___ DATA RECORDS

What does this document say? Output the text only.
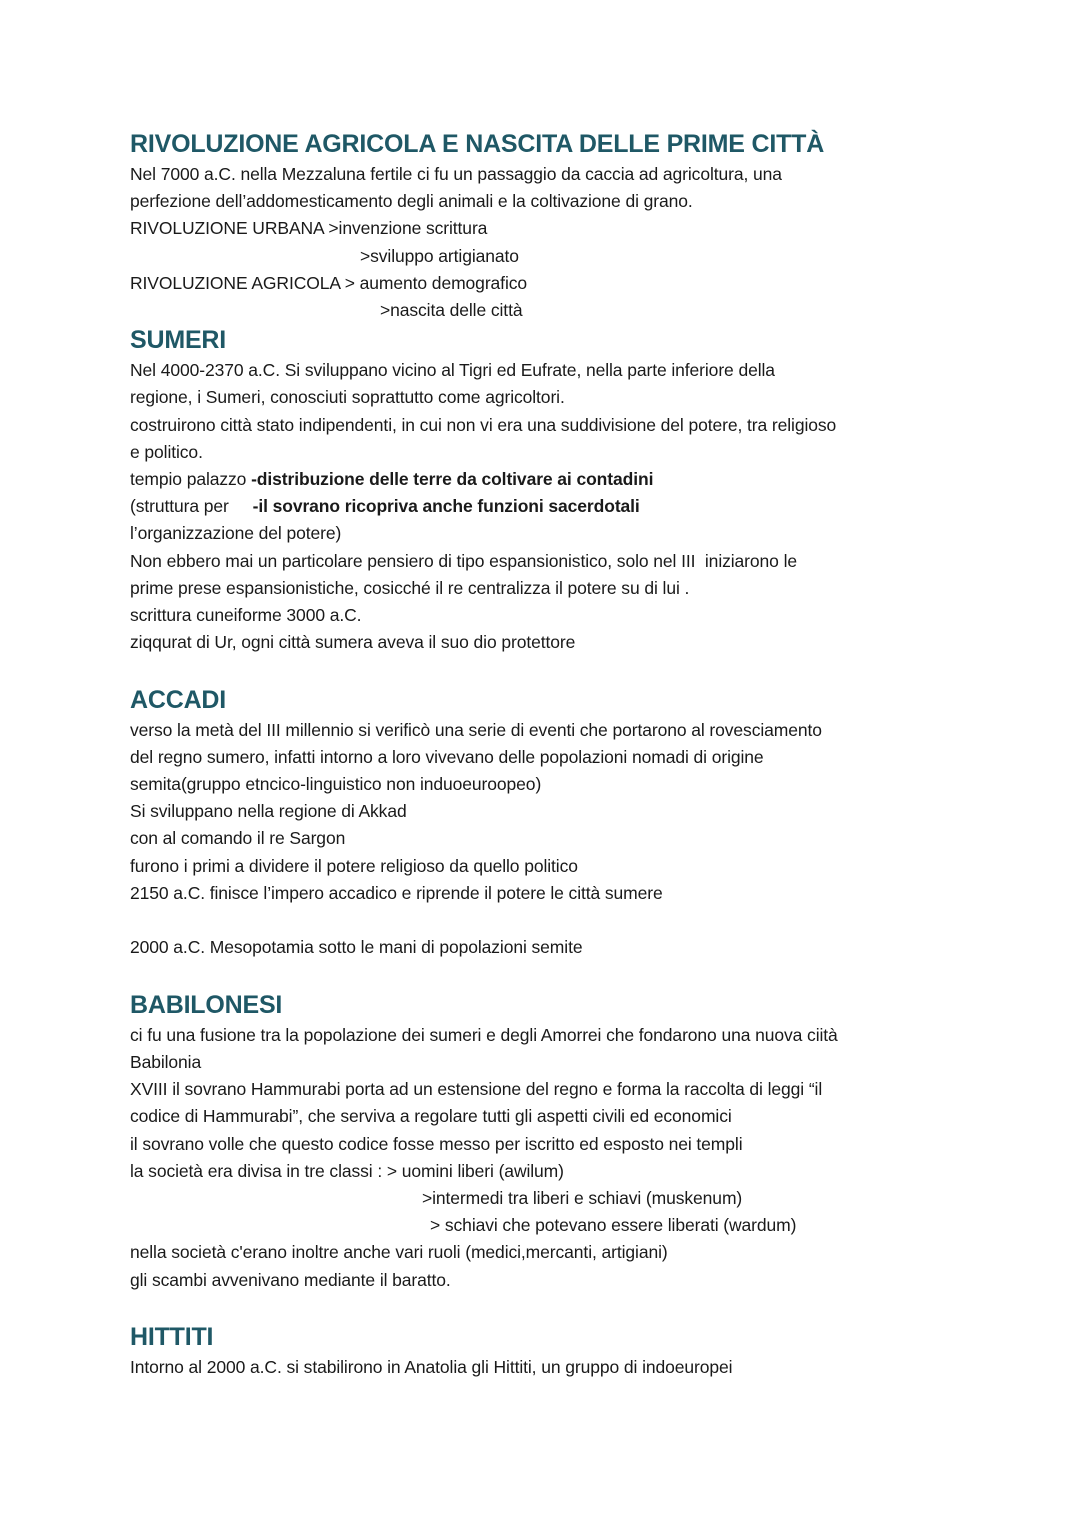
RIVOLUZIONE AGRICOLA E NASCITA DELLE PRIME CITTÀ
Nel 7000 a.C. nella Mezzaluna fertile ci fu un passaggio da caccia ad agricoltura, una
perfezione dell’addomesticamento degli animali e la coltivazione di grano.
RIVOLUZIONE URBANA >invenzione scrittura
>sviluppo artigianato
RIVOLUZIONE AGRICOLA > aumento demografico
>nascita delle città
SUMERI
Nel 4000-2370 a.C. Si sviluppano vicino al Tigri ed Eufrate, nella parte inferiore della
regione, i Sumeri, conosciuti soprattutto come agricoltori.
costruirono città stato indipendenti, in cui non vi era una suddivisione del potere, tra religioso
e politico.
tempio palazzo -distribuzione delle terre da coltivare ai contadini
(struttura per     -il sovrano ricopriva anche funzioni sacerdotali
l’organizzazione del potere)
Non ebbero mai un particolare pensiero di tipo espansionistico, solo nel III  iniziarono le
prime prese espansionistiche, cosicché il re centralizza il potere su di lui .
scrittura cuneiforme 3000 a.C.
ziqqurat di Ur, ogni città sumera aveva il suo dio protettore

ACCADI
verso la metà del III millennio si verificò una serie di eventi che portarono al rovesciamento
del regno sumero, infatti intorno a loro vivevano delle popolazioni nomadi di origine
semita(gruppo etncico-linguistico non induoeuroopeo)
Si sviluppano nella regione di Akkad
con al comando il re Sargon
furono i primi a dividere il potere religioso da quello politico
2150 a.C. finisce l’impero accadico e riprende il potere le città sumere

2000 a.C. Mesopotamia sotto le mani di popolazioni semite

BABILONESI
ci fu una fusione tra la popolazione dei sumeri e degli Amorrei che fondarono una nuova ciità
Babilonia
XVIII il sovrano Hammurabi porta ad un estensione del regno e forma la raccolta di leggi “il
codice di Hammurabi”, che serviva a regolare tutti gli aspetti civili ed economici
il sovrano volle che questo codice fosse messo per iscritto ed esposto nei templi
la società era divisa in tre classi : > uomini liberi (awilum)
>intermedi tra liberi e schiavi (muskenum)
> schiavi che potevano essere liberati (wardum)
nella società c'erano inoltre anche vari ruoli (medici,mercanti, artigiani)
gli scambi avvenivano mediante il baratto.

HITTITI
Intorno al 2000 a.C. si stabilirono in Anatolia gli Hittiti, un gruppo di indoeuropei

______

Gather each line in the data that holds the string "RIVOLUZIONE".

TASK RESPONSE:
RIVOLUZIONE AGRICOLA E NASCITA DELLE PRIME CITTÀ
RIVOLUZIONE URBANA >invenzione scrittura
RIVOLUZIONE AGRICOLA > aumento demografico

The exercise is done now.